**WORK TO DO:** Go through the listing beneath this task and return every line that carries the string "name".

**RECORDS PROVIDED:**
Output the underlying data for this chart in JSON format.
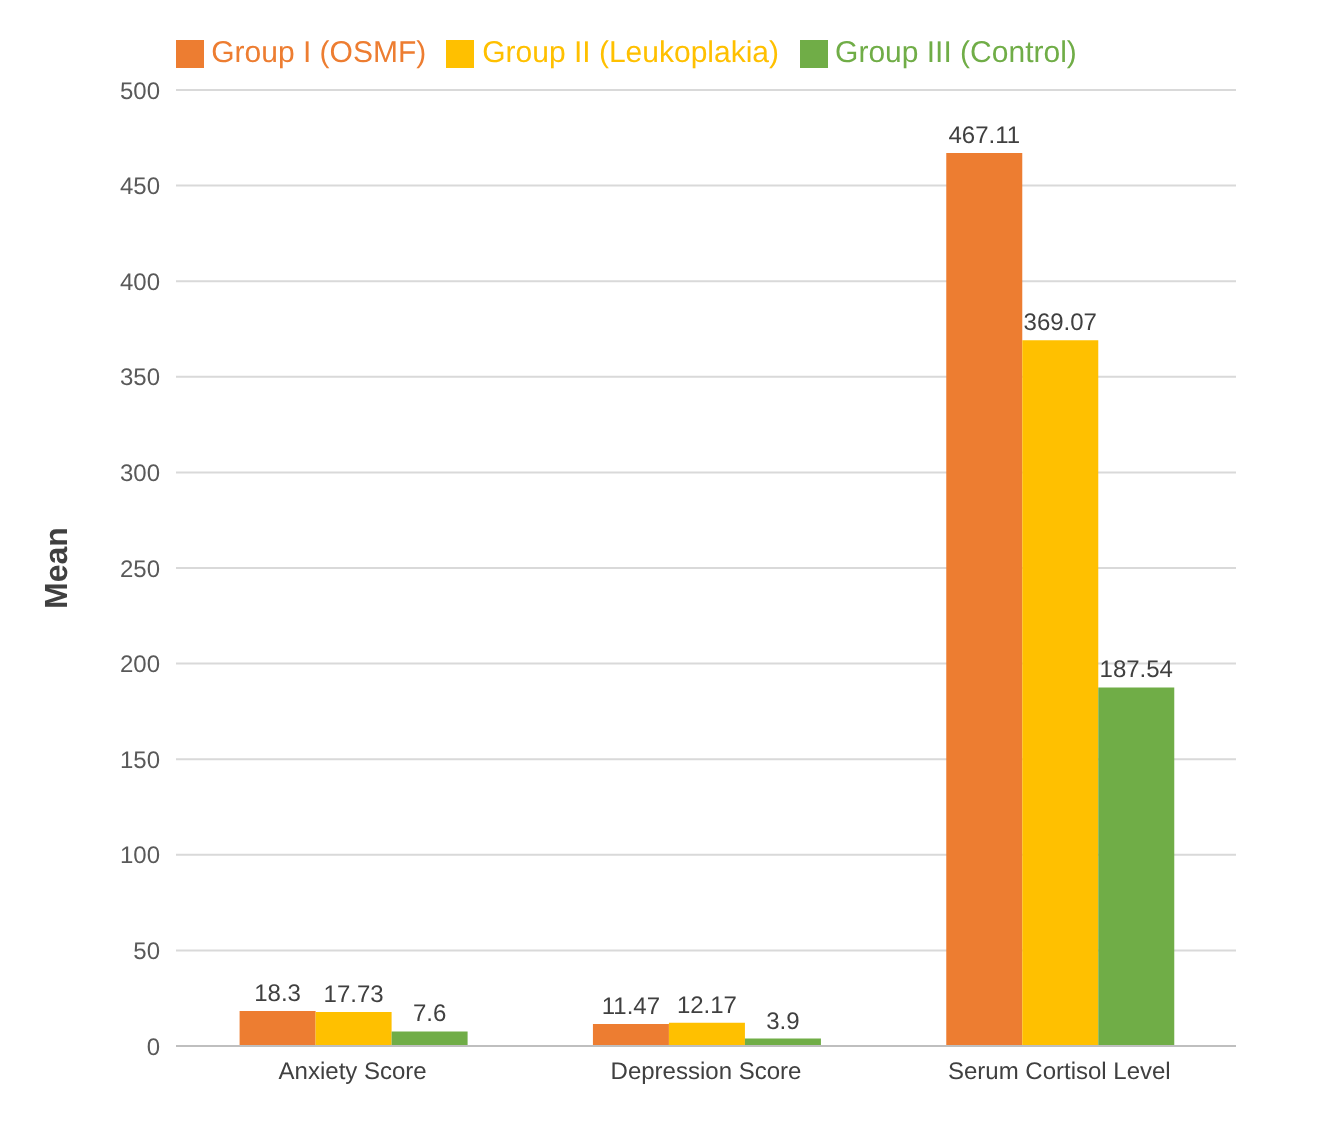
{
  "chart_data": {
    "type": "bar",
    "ylabel": "Mean",
    "categories": [
      "Anxiety Score",
      "Depression Score",
      "Serum Cortisol Level"
    ],
    "series": [
      {
        "name": "Group I (OSMF)",
        "color": "#ed7d31",
        "values": [
          18.3,
          11.47,
          467.11
        ]
      },
      {
        "name": "Group II (Leukoplakia)",
        "color": "#ffc000",
        "values": [
          17.73,
          12.17,
          369.07
        ]
      },
      {
        "name": "Group III (Control)",
        "color": "#70ad47",
        "values": [
          7.6,
          3.9,
          187.54
        ]
      }
    ],
    "ylim": [
      0,
      500
    ],
    "yticks": [
      0,
      50,
      100,
      150,
      200,
      250,
      300,
      350,
      400,
      450,
      500
    ],
    "grid": "y",
    "legend": "top",
    "data_labels": true
  }
}
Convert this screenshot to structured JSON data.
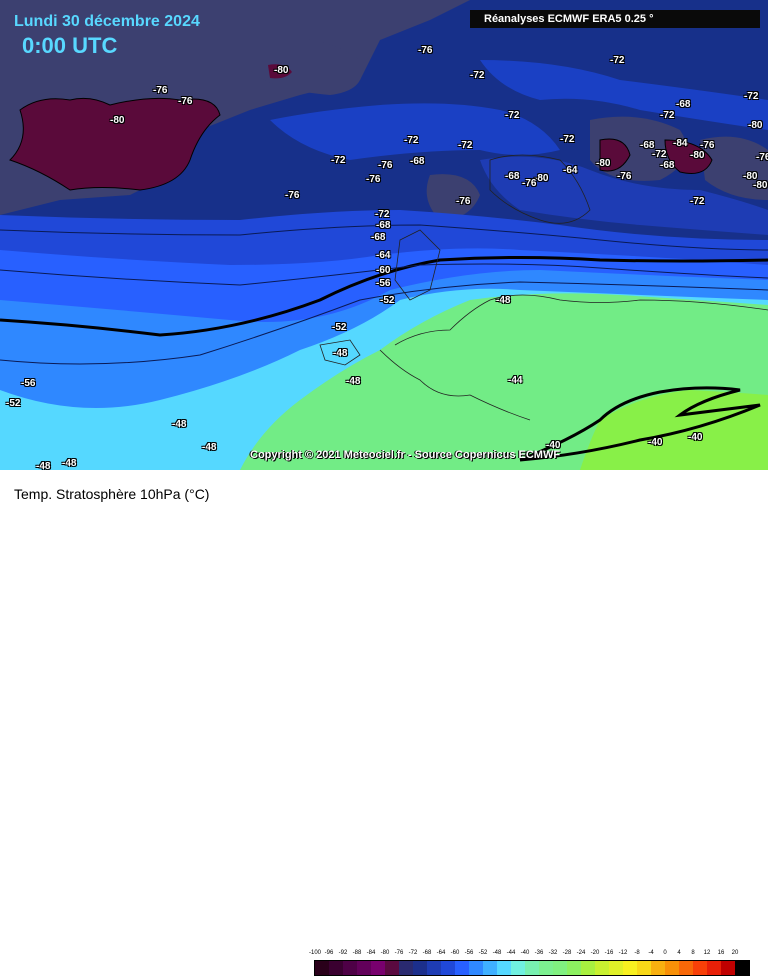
{
  "header": {
    "date": "Lundi 30 décembre 2024",
    "time": "0:00 UTC",
    "source": "Réanalyses ECMWF ERA5 0.25 °"
  },
  "copyright": "Copyright © 2021 Meteociel.fr - Source Copernicus ECMWF",
  "footer": {
    "title": "Temp. Stratosphère 10hPa (°C)"
  },
  "legend": {
    "ticks": [
      "-100",
      "-96",
      "-92",
      "-88",
      "-84",
      "-80",
      "-76",
      "-72",
      "-68",
      "-64",
      "-60",
      "-56",
      "-52",
      "-48",
      "-44",
      "-40",
      "-36",
      "-32",
      "-28",
      "-24",
      "-20",
      "-16",
      "-12",
      "-8",
      "-4",
      "0",
      "4",
      "8",
      "12",
      "16",
      "20"
    ],
    "colors": [
      "#2a001a",
      "#3a0030",
      "#4e0046",
      "#62005a",
      "#78006e",
      "#5a0a40",
      "#2a2a70",
      "#1c2f8c",
      "#1e3cb4",
      "#2048d8",
      "#2860ff",
      "#2f88ff",
      "#3fb0ff",
      "#55d8ff",
      "#70f0e0",
      "#78f0b0",
      "#7cf090",
      "#80f080",
      "#8cf060",
      "#a8f040",
      "#c8f030",
      "#e0f028",
      "#f8f020",
      "#f8d818",
      "#f8b010",
      "#f89008",
      "#f86808",
      "#f84008",
      "#e82008",
      "#c00000",
      "#000000"
    ]
  },
  "colors": {
    "polar": "#3c4070",
    "deep_blue": "#17308a",
    "mid_blue": "#1a40c4",
    "blue": "#2460f0",
    "light_blue": "#2f8fff",
    "cyan": "#5ad8ff",
    "green": "#72ec86",
    "lime": "#88f048",
    "maroon": "#5a0a3a"
  },
  "labels": [
    {
      "t": "-76"
    },
    {
      "t": "-80"
    },
    {
      "t": "-72"
    },
    {
      "t": "-72"
    },
    {
      "t": "-76"
    },
    {
      "t": "-76"
    },
    {
      "t": "-80"
    },
    {
      "t": "-72"
    },
    {
      "t": "-68"
    },
    {
      "t": "-72"
    },
    {
      "t": "-72"
    },
    {
      "t": "-72"
    },
    {
      "t": "-72"
    },
    {
      "t": "-72"
    },
    {
      "t": "-72"
    },
    {
      "t": "-68"
    },
    {
      "t": "-76"
    },
    {
      "t": "-76"
    },
    {
      "t": "-68"
    },
    {
      "t": "-76"
    },
    {
      "t": "-80"
    },
    {
      "t": "-64"
    },
    {
      "t": "-80"
    },
    {
      "t": "-76"
    },
    {
      "t": "-68"
    },
    {
      "t": "-72"
    },
    {
      "t": "-84"
    },
    {
      "t": "-80"
    },
    {
      "t": "-76"
    },
    {
      "t": "-68"
    },
    {
      "t": "-76"
    },
    {
      "t": "-76"
    },
    {
      "t": "-72"
    },
    {
      "t": "-68"
    },
    {
      "t": "-68"
    },
    {
      "t": "-64"
    },
    {
      "t": "-60"
    },
    {
      "t": "-56"
    },
    {
      "t": "-52"
    },
    {
      "t": "-48"
    },
    {
      "t": "-52"
    },
    {
      "t": "-48"
    },
    {
      "t": "-48"
    },
    {
      "t": "-44"
    },
    {
      "t": "-56"
    },
    {
      "t": "-52"
    },
    {
      "t": "-48"
    },
    {
      "t": "-48"
    },
    {
      "t": "-48"
    },
    {
      "t": "-48"
    },
    {
      "t": "-40"
    },
    {
      "t": "-40"
    },
    {
      "t": "-40"
    },
    {
      "t": "-80"
    },
    {
      "t": "-80"
    },
    {
      "t": "-72"
    },
    {
      "t": "-76"
    },
    {
      "t": "-80"
    },
    {
      "t": "-72"
    }
  ]
}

**EXPECTED OUTPUT:**
        "name": "Group I (OSMF)",
        "name": "Group II (Leukoplakia)",
        "name": "Group III (Control)",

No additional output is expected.